● **Set task**: Your task is to repeat the entries exactly. Leave the pictures out.

● **Listed records**:
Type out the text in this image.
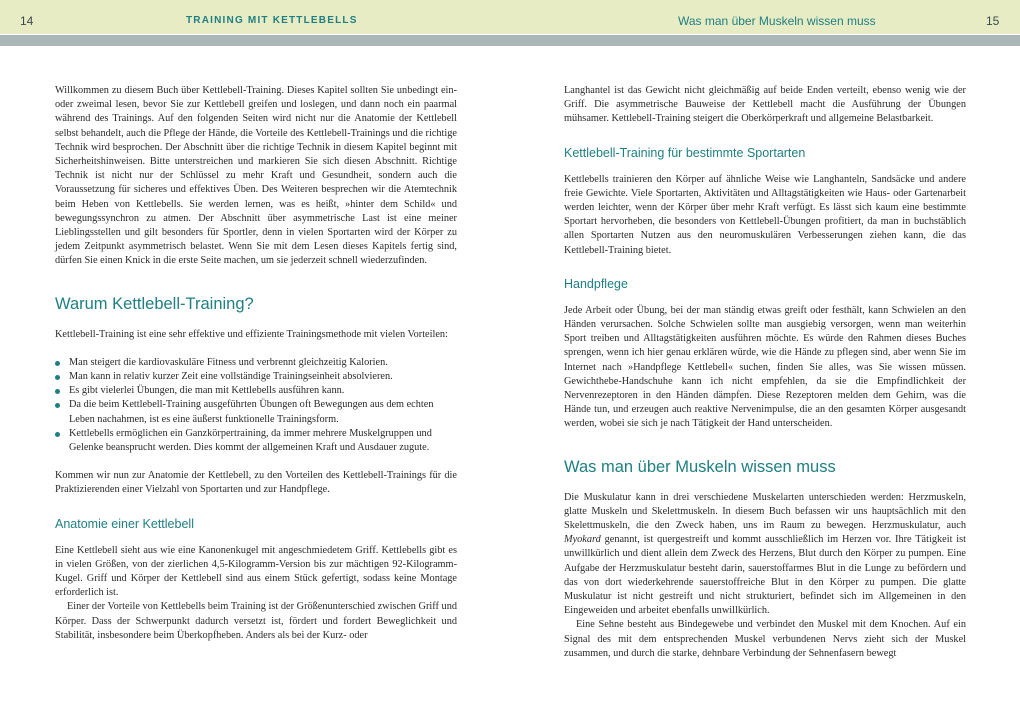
14	TRAINING MIT KETTLEBELLS	Was man über Muskeln wissen muss	15

Willkommen zu diesem Buch über Kettlebell-Training. Dieses Kapitel sollten Sie unbedingt ein- oder zweimal lesen, bevor Sie zur Kettlebell greifen und loslegen, und dann noch ein paarmal während des Trainings. Auf den folgenden Seiten wird nicht nur die Anatomie der Kettlebell selbst behandelt, auch die Pflege der Hände, die Vorteile des Kettlebell-Trainings und die richtige Technik wird besprochen. Der Abschnitt über die richtige Technik in diesem Kapitel beginnt mit Sicherheitshinweisen. Bitte unterstreichen und markieren Sie sich diesen Abschnitt. Richtige Technik ist nicht nur der Schlüssel zu mehr Kraft und Gesundheit, sondern auch die Voraussetzung für sicheres und effektives Üben. Des Weiteren besprechen wir die Atemtechnik beim Heben von Kettlebells. Sie werden lernen, was es heißt, »hinter dem Schild« und bewegungssynchron zu atmen. Der Abschnitt über asymmetrische Last ist eine meiner Lieblingsstellen und gilt besonders für Sportler, denn in vielen Sportarten wird der Körper zu jedem Zeitpunkt asymmetrisch belastet. Wenn Sie mit dem Lesen dieses Kapitels fertig sind, dürfen Sie einen Knick in die erste Seite machen, um sie jederzeit schnell wiederzufinden.

Warum Kettlebell-Training?

Kettlebell-Training ist eine sehr effektive und effiziente Trainingsmethode mit vielen Vorteilen:

Man steigert die kardiovaskuläre Fitness und verbrennt gleichzeitig Kalorien.
Man kann in relativ kurzer Zeit eine vollständige Trainingseinheit absolvieren.
Es gibt vielerlei Übungen, die man mit Kettlebells ausführen kann.
Da die beim Kettlebell-Training ausgeführten Übungen oft Bewegungen aus dem echten Leben nachahmen, ist es eine äußerst funktionelle Trainingsform.
Kettlebells ermöglichen ein Ganzkörpertraining, da immer mehrere Muskelgruppen und Gelenke beansprucht werden. Dies kommt der allgemeinen Kraft und Ausdauer zugute.

Kommen wir nun zur Anatomie der Kettlebell, zu den Vorteilen des Kettlebell-Trainings für die Praktizierenden einer Vielzahl von Sportarten und zur Handpflege.

Anatomie einer Kettlebell

Eine Kettlebell sieht aus wie eine Kanonenkugel mit angeschmiedetem Griff. Kettlebells gibt es in vielen Größen, von der zierlichen 4,5-Kilogramm-Version bis zur mächtigen 92-Kilogramm-Kugel. Griff und Körper der Kettlebell sind aus einem Stück gefertigt, sodass keine Montage erforderlich ist.

Einer der Vorteile von Kettlebells beim Training ist der Größenunterschied zwischen Griff und Körper. Dass der Schwerpunkt dadurch versetzt ist, fördert und fordert Beweglichkeit und Stabilität, insbesondere beim Überkopfheben. Anders als bei der Kurz- oder

Langhantel ist das Gewicht nicht gleichmäßig auf beide Enden verteilt, ebenso wenig wie der Griff. Die asymmetrische Bauweise der Kettlebell macht die Ausführung der Übungen mühsamer. Kettlebell-Training steigert die Oberkörperkraft und allgemeine Belastbarkeit.

Kettlebell-Training für bestimmte Sportarten

Kettlebells trainieren den Körper auf ähnliche Weise wie Langhanteln, Sandsäcke und andere freie Gewichte. Viele Sportarten, Aktivitäten und Alltagstätigkeiten wie Haus- oder Gartenarbeit werden leichter, wenn der Körper über mehr Kraft verfügt. Es lässt sich kaum eine bestimmte Sportart hervorheben, die besonders von Kettlebell-Übungen profitiert, da man in buchstäblich allen Sportarten Nutzen aus den neuromuskulären Verbesserungen ziehen kann, die das Kettlebell-Training bietet.

Handpflege

Jede Arbeit oder Übung, bei der man ständig etwas greift oder festhält, kann Schwielen an den Händen verursachen. Solche Schwielen sollte man ausgiebig versorgen, wenn man weiterhin Sport treiben und Alltagstätigkeiten ausführen möchte. Es würde den Rahmen dieses Buches sprengen, wenn ich hier genau erklären würde, wie die Hände zu pflegen sind, aber wenn Sie im Internet nach »Handpflege Kettlebell« suchen, finden Sie alles, was Sie wissen müssen. Gewichthebe-Handschuhe kann ich nicht empfehlen, da sie die Empfindlichkeit der Nervenrezeptoren in den Händen dämpfen. Diese Rezeptoren melden dem Gehirn, was die Hände tun, und erzeugen auch reaktive Nervenimpulse, die an den gesamten Körper ausgesandt werden, wobei sie sich je nach Tätigkeit der Hand unterscheiden.

Was man über Muskeln wissen muss

Die Muskulatur kann in drei verschiedene Muskelarten unterschieden werden: Herzmuskeln, glatte Muskeln und Skelettmuskeln. In diesem Buch befassen wir uns hauptsächlich mit den Skelettmuskeln, die den Zweck haben, uns im Raum zu bewegen. Herzmuskulatur, auch Myokard genannt, ist quergestreift und kommt ausschließlich im Herzen vor. Ihre Tätigkeit ist unwillkürlich und dient allein dem Zweck des Herzens, Blut durch den Körper zu pumpen. Eine Aufgabe der Herzmuskulatur besteht darin, sauerstoffarmes Blut in die Lunge zu befördern und das von dort wiederkehrende sauerstoffreiche Blut in den Körper zu pumpen. Die glatte Muskulatur ist nicht gestreift und nicht strukturiert, befindet sich im Allgemeinen in den Eingeweiden und arbeitet ebenfalls unwillkürlich.

Eine Sehne besteht aus Bindegewebe und verbindet den Muskel mit dem Knochen. Auf ein Signal des mit dem entsprechenden Muskel verbundenen Nervs zieht sich der Muskel zusammen, und durch die starke, dehnbare Verbindung der Sehnenfasern bewegt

● **Task output**:
Type out the text in this image.
14	TRAINING MIT KETTLEBELLS	Was man über Muskeln wissen muss	15

Willkommen zu diesem Buch über Kettlebell-Training. Dieses Kapitel sollten Sie unbedingt ein- oder zweimal lesen, bevor Sie zur Kettlebell greifen und loslegen, und dann noch ein paarmal während des Trainings. Auf den folgenden Seiten wird nicht nur die Anatomie der Kettlebell selbst behandelt, auch die Pflege der Hände, die Vorteile des Kettlebell-Trainings und die richtige Technik wird besprochen. Der Abschnitt über die richtige Technik in diesem Kapitel beginnt mit Sicherheitshinweisen. Bitte unterstreichen und markieren Sie sich diesen Abschnitt. Richtige Technik ist nicht nur der Schlüssel zu mehr Kraft und Gesundheit, sondern auch die Voraussetzung für sicheres und effektives Üben. Des Weiteren besprechen wir die Atemtechnik beim Heben von Kettlebells. Sie werden lernen, was es heißt, »hinter dem Schild« und bewegungssynchron zu atmen. Der Abschnitt über asymmetrische Last ist eine meiner Lieblingsstellen und gilt besonders für Sportler, denn in vielen Sportarten wird der Körper zu jedem Zeitpunkt asymmetrisch belastet. Wenn Sie mit dem Lesen dieses Kapitels fertig sind, dürfen Sie einen Knick in die erste Seite machen, um sie jederzeit schnell wiederzufinden.

Warum Kettlebell-Training?

Kettlebell-Training ist eine sehr effektive und effiziente Trainingsmethode mit vielen Vorteilen:

Man steigert die kardiovaskuläre Fitness und verbrennt gleichzeitig Kalorien.
Man kann in relativ kurzer Zeit eine vollständige Trainingseinheit absolvieren.
Es gibt vielerlei Übungen, die man mit Kettlebells ausführen kann.
Da die beim Kettlebell-Training ausgeführten Übungen oft Bewegungen aus dem echten Leben nachahmen, ist es eine äußerst funktionelle Trainingsform.
Kettlebells ermöglichen ein Ganzkörpertraining, da immer mehrere Muskelgruppen und Gelenke beansprucht werden. Dies kommt der allgemeinen Kraft und Ausdauer zugute.

Kommen wir nun zur Anatomie der Kettlebell, zu den Vorteilen des Kettlebell-Trainings für die Praktizierenden einer Vielzahl von Sportarten und zur Handpflege.

Anatomie einer Kettlebell

Eine Kettlebell sieht aus wie eine Kanonenkugel mit angeschmiedetem Griff. Kettlebells gibt es in vielen Größen, von der zierlichen 4,5-Kilogramm-Version bis zur mächtigen 92-Kilogramm-Kugel. Griff und Körper der Kettlebell sind aus einem Stück gefertigt, sodass keine Montage erforderlich ist.

Einer der Vorteile von Kettlebells beim Training ist der Größenunterschied zwischen Griff und Körper. Dass der Schwerpunkt dadurch versetzt ist, fördert und fordert Beweglichkeit und Stabilität, insbesondere beim Überkopfheben. Anders als bei der Kurz- oder

Langhantel ist das Gewicht nicht gleichmäßig auf beide Enden verteilt, ebenso wenig wie der Griff. Die asymmetrische Bauweise der Kettlebell macht die Ausführung der Übungen mühsamer. Kettlebell-Training steigert die Oberkörperkraft und allgemeine Belastbarkeit.

Kettlebell-Training für bestimmte Sportarten

Kettlebells trainieren den Körper auf ähnliche Weise wie Langhanteln, Sandsäcke und andere freie Gewichte. Viele Sportarten, Aktivitäten und Alltagstätigkeiten wie Haus- oder Gartenarbeit werden leichter, wenn der Körper über mehr Kraft verfügt. Es lässt sich kaum eine bestimmte Sportart hervorheben, die besonders von Kettlebell-Übungen profitiert, da man in buchstäblich allen Sportarten Nutzen aus den neuromuskulären Verbesserungen ziehen kann, die das Kettlebell-Training bietet.

Handpflege

Jede Arbeit oder Übung, bei der man ständig etwas greift oder festhält, kann Schwielen an den Händen verursachen. Solche Schwielen sollte man ausgiebig versorgen, wenn man weiterhin Sport treiben und Alltagstätigkeiten ausführen möchte. Es würde den Rahmen dieses Buches sprengen, wenn ich hier genau erklären würde, wie die Hände zu pflegen sind, aber wenn Sie im Internet nach »Handpflege Kettlebell« suchen, finden Sie alles, was Sie wissen müssen. Gewichthebe-Handschuhe kann ich nicht empfehlen, da sie die Empfindlichkeit der Nervenrezeptoren in den Händen dämpfen. Diese Rezeptoren melden dem Gehirn, was die Hände tun, und erzeugen auch reaktive Nervenimpulse, die an den gesamten Körper ausgesandt werden, wobei sie sich je nach Tätigkeit der Hand unterscheiden.

Was man über Muskeln wissen muss

Die Muskulatur kann in drei verschiedene Muskelarten unterschieden werden: Herzmuskeln, glatte Muskeln und Skelettmuskeln. In diesem Buch befassen wir uns hauptsächlich mit den Skelettmuskeln, die den Zweck haben, uns im Raum zu bewegen. Herzmuskulatur, auch Myokard genannt, ist quergestreift und kommt ausschließlich im Herzen vor. Ihre Tätigkeit ist unwillkürlich und dient allein dem Zweck des Herzens, Blut durch den Körper zu pumpen. Eine Aufgabe der Herzmuskulatur besteht darin, sauerstoffarmes Blut in die Lunge zu befördern und das von dort wiederkehrende sauerstoffreiche Blut in den Körper zu pumpen. Die glatte Muskulatur ist nicht gestreift und nicht strukturiert, befindet sich im Allgemeinen in den Eingeweiden und arbeitet ebenfalls unwillkürlich.

Eine Sehne besteht aus Bindegewebe und verbindet den Muskel mit dem Knochen. Auf ein Signal des mit dem entsprechenden Muskel verbundenen Nervs zieht sich der Muskel zusammen, und durch die starke, dehnbare Verbindung der Sehnenfasern bewegt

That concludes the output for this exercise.